## [What is asked]
Select each line where the word "是静止不动的" appears.

————

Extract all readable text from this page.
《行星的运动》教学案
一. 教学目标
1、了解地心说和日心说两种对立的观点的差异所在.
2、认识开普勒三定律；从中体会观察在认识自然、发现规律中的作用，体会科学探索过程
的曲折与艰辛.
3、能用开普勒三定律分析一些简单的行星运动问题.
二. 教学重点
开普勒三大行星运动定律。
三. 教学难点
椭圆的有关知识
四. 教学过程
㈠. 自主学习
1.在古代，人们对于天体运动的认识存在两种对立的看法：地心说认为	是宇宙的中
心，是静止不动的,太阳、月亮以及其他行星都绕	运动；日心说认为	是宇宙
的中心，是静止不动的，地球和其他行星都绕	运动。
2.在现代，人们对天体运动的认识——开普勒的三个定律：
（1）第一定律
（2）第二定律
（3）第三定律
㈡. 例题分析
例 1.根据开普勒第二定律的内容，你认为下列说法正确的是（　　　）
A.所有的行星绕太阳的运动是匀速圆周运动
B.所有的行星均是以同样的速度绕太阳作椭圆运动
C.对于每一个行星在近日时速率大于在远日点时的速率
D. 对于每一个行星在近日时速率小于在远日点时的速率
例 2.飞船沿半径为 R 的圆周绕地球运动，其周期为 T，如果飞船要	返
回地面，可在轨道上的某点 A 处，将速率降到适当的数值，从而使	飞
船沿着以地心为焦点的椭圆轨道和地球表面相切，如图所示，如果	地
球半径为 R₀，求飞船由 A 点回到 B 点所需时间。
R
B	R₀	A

————

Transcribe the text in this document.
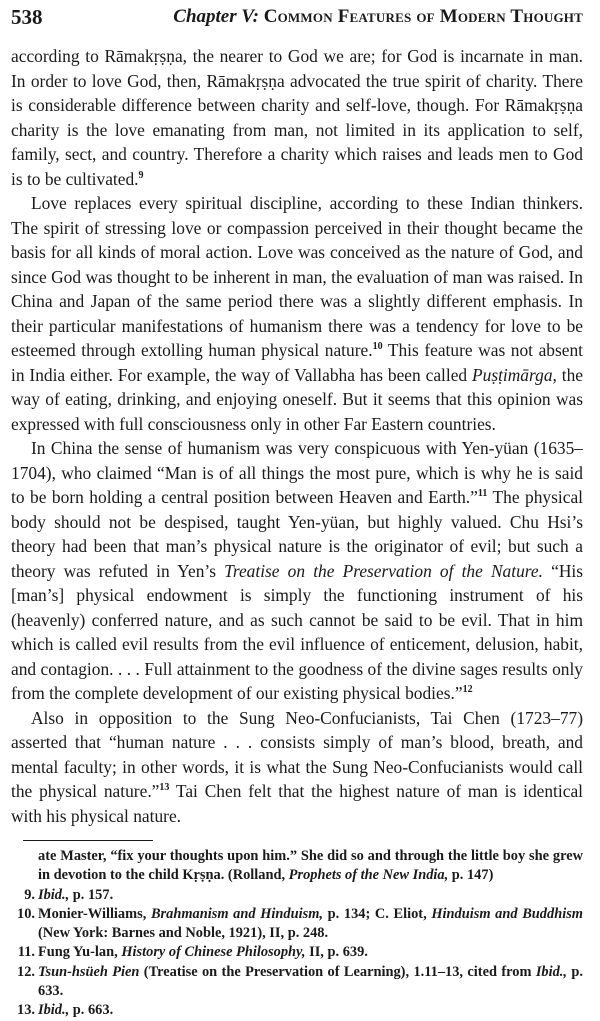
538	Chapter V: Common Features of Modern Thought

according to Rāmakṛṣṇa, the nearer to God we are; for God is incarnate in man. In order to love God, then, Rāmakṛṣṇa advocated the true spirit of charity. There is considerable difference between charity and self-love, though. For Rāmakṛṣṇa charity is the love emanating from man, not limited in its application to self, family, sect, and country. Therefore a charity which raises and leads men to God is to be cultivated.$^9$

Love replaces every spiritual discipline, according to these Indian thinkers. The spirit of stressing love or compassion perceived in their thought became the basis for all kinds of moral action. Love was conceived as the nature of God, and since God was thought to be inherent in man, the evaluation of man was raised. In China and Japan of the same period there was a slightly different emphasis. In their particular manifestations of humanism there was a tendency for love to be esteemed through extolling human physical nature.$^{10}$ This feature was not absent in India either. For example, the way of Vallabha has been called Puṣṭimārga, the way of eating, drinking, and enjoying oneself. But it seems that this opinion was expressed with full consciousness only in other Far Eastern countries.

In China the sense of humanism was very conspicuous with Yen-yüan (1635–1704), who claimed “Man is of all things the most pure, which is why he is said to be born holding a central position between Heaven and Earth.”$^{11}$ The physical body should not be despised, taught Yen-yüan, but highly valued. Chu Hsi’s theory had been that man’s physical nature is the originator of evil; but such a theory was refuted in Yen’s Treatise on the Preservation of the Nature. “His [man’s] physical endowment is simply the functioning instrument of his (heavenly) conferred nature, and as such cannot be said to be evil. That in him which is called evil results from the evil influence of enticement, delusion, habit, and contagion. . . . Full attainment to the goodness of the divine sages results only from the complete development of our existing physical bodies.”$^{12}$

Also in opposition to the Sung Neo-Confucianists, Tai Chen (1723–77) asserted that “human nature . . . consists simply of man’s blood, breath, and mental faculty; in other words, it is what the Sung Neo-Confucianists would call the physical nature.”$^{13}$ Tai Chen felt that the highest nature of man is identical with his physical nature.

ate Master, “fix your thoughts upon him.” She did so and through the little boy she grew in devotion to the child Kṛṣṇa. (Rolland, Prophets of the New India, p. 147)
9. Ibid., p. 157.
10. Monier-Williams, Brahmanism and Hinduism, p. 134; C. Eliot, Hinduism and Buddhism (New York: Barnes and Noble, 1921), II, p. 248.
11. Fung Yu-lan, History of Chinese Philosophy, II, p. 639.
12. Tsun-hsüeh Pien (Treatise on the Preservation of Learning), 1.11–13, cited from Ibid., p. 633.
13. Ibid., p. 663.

————

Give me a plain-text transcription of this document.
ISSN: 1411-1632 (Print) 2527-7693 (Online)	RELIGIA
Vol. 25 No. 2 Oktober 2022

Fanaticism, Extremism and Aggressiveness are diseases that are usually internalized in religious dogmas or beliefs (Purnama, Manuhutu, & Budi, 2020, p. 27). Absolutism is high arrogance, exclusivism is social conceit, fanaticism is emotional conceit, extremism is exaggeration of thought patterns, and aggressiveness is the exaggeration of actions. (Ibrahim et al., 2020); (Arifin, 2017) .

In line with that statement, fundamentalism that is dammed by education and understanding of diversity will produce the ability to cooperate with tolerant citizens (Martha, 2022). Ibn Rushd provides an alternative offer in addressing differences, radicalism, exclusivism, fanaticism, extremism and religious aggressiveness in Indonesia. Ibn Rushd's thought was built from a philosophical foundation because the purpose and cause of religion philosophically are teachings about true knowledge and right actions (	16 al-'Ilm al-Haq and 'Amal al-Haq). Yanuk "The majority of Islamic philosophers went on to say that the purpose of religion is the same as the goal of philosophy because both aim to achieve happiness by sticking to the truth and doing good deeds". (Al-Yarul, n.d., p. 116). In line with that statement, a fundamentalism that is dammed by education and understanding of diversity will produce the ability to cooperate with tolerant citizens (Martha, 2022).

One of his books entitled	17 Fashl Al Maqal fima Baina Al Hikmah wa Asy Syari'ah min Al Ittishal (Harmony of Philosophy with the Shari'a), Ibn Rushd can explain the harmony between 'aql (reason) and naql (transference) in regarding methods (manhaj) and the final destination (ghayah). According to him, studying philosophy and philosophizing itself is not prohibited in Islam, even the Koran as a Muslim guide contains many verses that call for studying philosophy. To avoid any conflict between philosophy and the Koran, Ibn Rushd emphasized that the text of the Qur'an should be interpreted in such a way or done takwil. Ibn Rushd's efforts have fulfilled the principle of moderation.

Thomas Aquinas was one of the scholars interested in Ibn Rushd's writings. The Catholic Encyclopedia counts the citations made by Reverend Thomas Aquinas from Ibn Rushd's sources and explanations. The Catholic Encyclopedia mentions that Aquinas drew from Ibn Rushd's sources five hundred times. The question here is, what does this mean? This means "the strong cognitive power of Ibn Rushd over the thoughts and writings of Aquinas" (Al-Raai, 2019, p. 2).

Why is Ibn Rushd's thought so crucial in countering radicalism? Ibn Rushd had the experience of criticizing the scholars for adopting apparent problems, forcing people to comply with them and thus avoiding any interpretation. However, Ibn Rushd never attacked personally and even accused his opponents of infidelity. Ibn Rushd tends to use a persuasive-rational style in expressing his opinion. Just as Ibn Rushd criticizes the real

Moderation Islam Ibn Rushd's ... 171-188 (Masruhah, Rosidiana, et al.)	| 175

————

## [Answer for this exercise]
心，是静止不动的,太阳、月亮以及其他行星都绕	运动；日心说认为	是宇宙
的中心，是静止不动的，地球和其他行星都绕	运动。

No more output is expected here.